(Data supplied)

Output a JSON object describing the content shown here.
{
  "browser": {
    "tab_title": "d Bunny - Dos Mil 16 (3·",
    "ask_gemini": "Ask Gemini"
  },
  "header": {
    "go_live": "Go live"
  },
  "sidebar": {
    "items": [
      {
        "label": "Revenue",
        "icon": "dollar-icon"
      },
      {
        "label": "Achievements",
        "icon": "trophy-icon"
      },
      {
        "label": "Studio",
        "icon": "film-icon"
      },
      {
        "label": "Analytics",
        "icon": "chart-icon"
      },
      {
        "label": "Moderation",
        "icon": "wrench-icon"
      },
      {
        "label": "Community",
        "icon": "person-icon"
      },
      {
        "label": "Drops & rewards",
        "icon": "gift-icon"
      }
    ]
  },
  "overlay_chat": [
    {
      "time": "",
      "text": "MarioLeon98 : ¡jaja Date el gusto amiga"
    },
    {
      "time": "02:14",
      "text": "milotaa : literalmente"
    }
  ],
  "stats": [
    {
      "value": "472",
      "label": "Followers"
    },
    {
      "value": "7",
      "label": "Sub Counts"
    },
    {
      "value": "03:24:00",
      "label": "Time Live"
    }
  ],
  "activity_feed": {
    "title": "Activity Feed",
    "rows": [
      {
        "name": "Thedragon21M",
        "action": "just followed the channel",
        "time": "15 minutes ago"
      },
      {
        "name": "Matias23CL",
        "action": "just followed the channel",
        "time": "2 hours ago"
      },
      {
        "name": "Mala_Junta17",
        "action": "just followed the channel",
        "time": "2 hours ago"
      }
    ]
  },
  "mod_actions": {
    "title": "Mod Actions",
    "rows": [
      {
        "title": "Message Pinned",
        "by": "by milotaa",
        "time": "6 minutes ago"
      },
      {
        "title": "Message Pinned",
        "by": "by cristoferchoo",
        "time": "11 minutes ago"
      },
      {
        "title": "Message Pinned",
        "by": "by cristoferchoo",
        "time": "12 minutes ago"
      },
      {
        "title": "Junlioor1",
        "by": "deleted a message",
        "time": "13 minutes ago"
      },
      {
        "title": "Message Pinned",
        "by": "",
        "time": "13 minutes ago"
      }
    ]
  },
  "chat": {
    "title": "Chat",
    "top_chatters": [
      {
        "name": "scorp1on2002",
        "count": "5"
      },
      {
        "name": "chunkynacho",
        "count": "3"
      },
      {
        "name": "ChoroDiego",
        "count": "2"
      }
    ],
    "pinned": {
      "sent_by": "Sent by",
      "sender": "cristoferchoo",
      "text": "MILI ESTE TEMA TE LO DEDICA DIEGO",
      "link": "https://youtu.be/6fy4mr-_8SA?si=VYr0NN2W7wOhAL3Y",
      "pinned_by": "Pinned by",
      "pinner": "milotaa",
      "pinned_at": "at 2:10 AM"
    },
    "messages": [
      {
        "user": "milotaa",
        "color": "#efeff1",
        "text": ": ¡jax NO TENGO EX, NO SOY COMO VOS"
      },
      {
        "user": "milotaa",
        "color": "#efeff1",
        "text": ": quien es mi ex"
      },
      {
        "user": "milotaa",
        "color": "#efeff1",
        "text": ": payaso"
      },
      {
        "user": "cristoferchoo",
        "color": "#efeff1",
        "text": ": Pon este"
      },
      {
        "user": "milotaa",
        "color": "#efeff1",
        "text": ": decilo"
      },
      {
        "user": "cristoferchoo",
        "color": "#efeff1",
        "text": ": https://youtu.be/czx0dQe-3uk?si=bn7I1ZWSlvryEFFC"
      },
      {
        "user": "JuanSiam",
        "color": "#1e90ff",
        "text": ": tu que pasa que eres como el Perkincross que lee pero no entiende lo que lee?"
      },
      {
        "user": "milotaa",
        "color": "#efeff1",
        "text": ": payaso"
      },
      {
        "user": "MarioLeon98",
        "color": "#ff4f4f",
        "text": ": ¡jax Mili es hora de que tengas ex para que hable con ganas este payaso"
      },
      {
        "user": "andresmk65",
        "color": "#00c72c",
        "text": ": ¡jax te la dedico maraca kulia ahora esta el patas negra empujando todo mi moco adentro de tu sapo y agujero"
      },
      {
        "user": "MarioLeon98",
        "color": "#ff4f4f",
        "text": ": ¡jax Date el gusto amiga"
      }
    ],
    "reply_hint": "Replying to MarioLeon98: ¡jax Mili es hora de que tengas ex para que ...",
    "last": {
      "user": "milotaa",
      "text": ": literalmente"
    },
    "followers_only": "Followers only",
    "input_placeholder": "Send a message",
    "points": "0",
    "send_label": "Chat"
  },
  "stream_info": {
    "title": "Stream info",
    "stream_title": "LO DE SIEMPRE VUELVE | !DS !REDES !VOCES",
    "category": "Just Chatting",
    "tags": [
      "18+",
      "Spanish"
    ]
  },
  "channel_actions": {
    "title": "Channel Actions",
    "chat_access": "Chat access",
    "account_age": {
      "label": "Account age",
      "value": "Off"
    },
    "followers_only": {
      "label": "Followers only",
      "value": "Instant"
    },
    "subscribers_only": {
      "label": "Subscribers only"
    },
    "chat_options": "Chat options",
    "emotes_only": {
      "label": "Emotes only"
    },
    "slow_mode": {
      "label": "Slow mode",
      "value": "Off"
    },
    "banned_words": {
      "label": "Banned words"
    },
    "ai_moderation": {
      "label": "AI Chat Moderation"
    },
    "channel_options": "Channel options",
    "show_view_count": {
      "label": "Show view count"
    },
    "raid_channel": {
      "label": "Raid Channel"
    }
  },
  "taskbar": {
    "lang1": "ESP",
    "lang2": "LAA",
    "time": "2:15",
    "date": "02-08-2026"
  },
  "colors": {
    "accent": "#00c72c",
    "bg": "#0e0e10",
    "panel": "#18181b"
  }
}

(Work instructions)
Recite the full listing above exactly.

(Answer)
Output a JSON object describing the content shown here.
{
  "browser": {
    "tab_title": "d Bunny - Dos Mil 16 (3·",
    "ask_gemini": "Ask Gemini"
  },
  "header": {
    "go_live": "Go live"
  },
  "sidebar": {
    "items": [
      {
        "label": "Revenue",
        "icon": "dollar-icon"
      },
      {
        "label": "Achievements",
        "icon": "trophy-icon"
      },
      {
        "label": "Studio",
        "icon": "film-icon"
      },
      {
        "label": "Analytics",
        "icon": "chart-icon"
      },
      {
        "label": "Moderation",
        "icon": "wrench-icon"
      },
      {
        "label": "Community",
        "icon": "person-icon"
      },
      {
        "label": "Drops & rewards",
        "icon": "gift-icon"
      }
    ]
  },
  "overlay_chat": [
    {
      "time": "",
      "text": "MarioLeon98 : ¡jaja Date el gusto amiga"
    },
    {
      "time": "02:14",
      "text": "milotaa : literalmente"
    }
  ],
  "stats": [
    {
      "value": "472",
      "label": "Followers"
    },
    {
      "value": "7",
      "label": "Sub Counts"
    },
    {
      "value": "03:24:00",
      "label": "Time Live"
    }
  ],
  "activity_feed": {
    "title": "Activity Feed",
    "rows": [
      {
        "name": "Thedragon21M",
        "action": "just followed the channel",
        "time": "15 minutes ago"
      },
      {
        "name": "Matias23CL",
        "action": "just followed the channel",
        "time": "2 hours ago"
      },
      {
        "name": "Mala_Junta17",
        "action": "just followed the channel",
        "time": "2 hours ago"
      }
    ]
  },
  "mod_actions": {
    "title": "Mod Actions",
    "rows": [
      {
        "title": "Message Pinned",
        "by": "by milotaa",
        "time": "6 minutes ago"
      },
      {
        "title": "Message Pinned",
        "by": "by cristoferchoo",
        "time": "11 minutes ago"
      },
      {
        "title": "Message Pinned",
        "by": "by cristoferchoo",
        "time": "12 minutes ago"
      },
      {
        "title": "Junlioor1",
        "by": "deleted a message",
        "time": "13 minutes ago"
      },
      {
        "title": "Message Pinned",
        "by": "",
        "time": "13 minutes ago"
      }
    ]
  },
  "chat": {
    "title": "Chat",
    "top_chatters": [
      {
        "name": "scorp1on2002",
        "count": "5"
      },
      {
        "name": "chunkynacho",
        "count": "3"
      },
      {
        "name": "ChoroDiego",
        "count": "2"
      }
    ],
    "pinned": {
      "sent_by": "Sent by",
      "sender": "cristoferchoo",
      "text": "MILI ESTE TEMA TE LO DEDICA DIEGO",
      "link": "https://youtu.be/6fy4mr-_8SA?si=VYr0NN2W7wOhAL3Y",
      "pinned_by": "Pinned by",
      "pinner": "milotaa",
      "pinned_at": "at 2:10 AM"
    },
    "messages": [
      {
        "user": "milotaa",
        "color": "#efeff1",
        "text": ": ¡jax NO TENGO EX, NO SOY COMO VOS"
      },
      {
        "user": "milotaa",
        "color": "#efeff1",
        "text": ": quien es mi ex"
      },
      {
        "user": "milotaa",
        "color": "#efeff1",
        "text": ": payaso"
      },
      {
        "user": "cristoferchoo",
        "color": "#efeff1",
        "text": ": Pon este"
      },
      {
        "user": "milotaa",
        "color": "#efeff1",
        "text": ": decilo"
      },
      {
        "user": "cristoferchoo",
        "color": "#efeff1",
        "text": ": https://youtu.be/czx0dQe-3uk?si=bn7I1ZWSlvryEFFC"
      },
      {
        "user": "JuanSiam",
        "color": "#1e90ff",
        "text": ": tu que pasa que eres como el Perkincross que lee pero no entiende lo que lee?"
      },
      {
        "user": "milotaa",
        "color": "#efeff1",
        "text": ": payaso"
      },
      {
        "user": "MarioLeon98",
        "color": "#ff4f4f",
        "text": ": ¡jax Mili es hora de que tengas ex para que hable con ganas este payaso"
      },
      {
        "user": "andresmk65",
        "color": "#00c72c",
        "text": ": ¡jax te la dedico maraca kulia ahora esta el patas negra empujando todo mi moco adentro de tu sapo y agujero"
      },
      {
        "user": "MarioLeon98",
        "color": "#ff4f4f",
        "text": ": ¡jax Date el gusto amiga"
      }
    ],
    "reply_hint": "Replying to MarioLeon98: ¡jax Mili es hora de que tengas ex para que ...",
    "last": {
      "user": "milotaa",
      "text": ": literalmente"
    },
    "followers_only": "Followers only",
    "input_placeholder": "Send a message",
    "points": "0",
    "send_label": "Chat"
  },
  "stream_info": {
    "title": "Stream info",
    "stream_title": "LO DE SIEMPRE VUELVE | !DS !REDES !VOCES",
    "category": "Just Chatting",
    "tags": [
      "18+",
      "Spanish"
    ]
  },
  "channel_actions": {
    "title": "Channel Actions",
    "chat_access": "Chat access",
    "account_age": {
      "label": "Account age",
      "value": "Off"
    },
    "followers_only": {
      "label": "Followers only",
      "value": "Instant"
    },
    "subscribers_only": {
      "label": "Subscribers only"
    },
    "chat_options": "Chat options",
    "emotes_only": {
      "label": "Emotes only"
    },
    "slow_mode": {
      "label": "Slow mode",
      "value": "Off"
    },
    "banned_words": {
      "label": "Banned words"
    },
    "ai_moderation": {
      "label": "AI Chat Moderation"
    },
    "channel_options": "Channel options",
    "show_view_count": {
      "label": "Show view count"
    },
    "raid_channel": {
      "label": "Raid Channel"
    }
  },
  "taskbar": {
    "lang1": "ESP",
    "lang2": "LAA",
    "time": "2:15",
    "date": "02-08-2026"
  },
  "colors": {
    "accent": "#00c72c",
    "bg": "#0e0e10",
    "panel": "#18181b"
  }
}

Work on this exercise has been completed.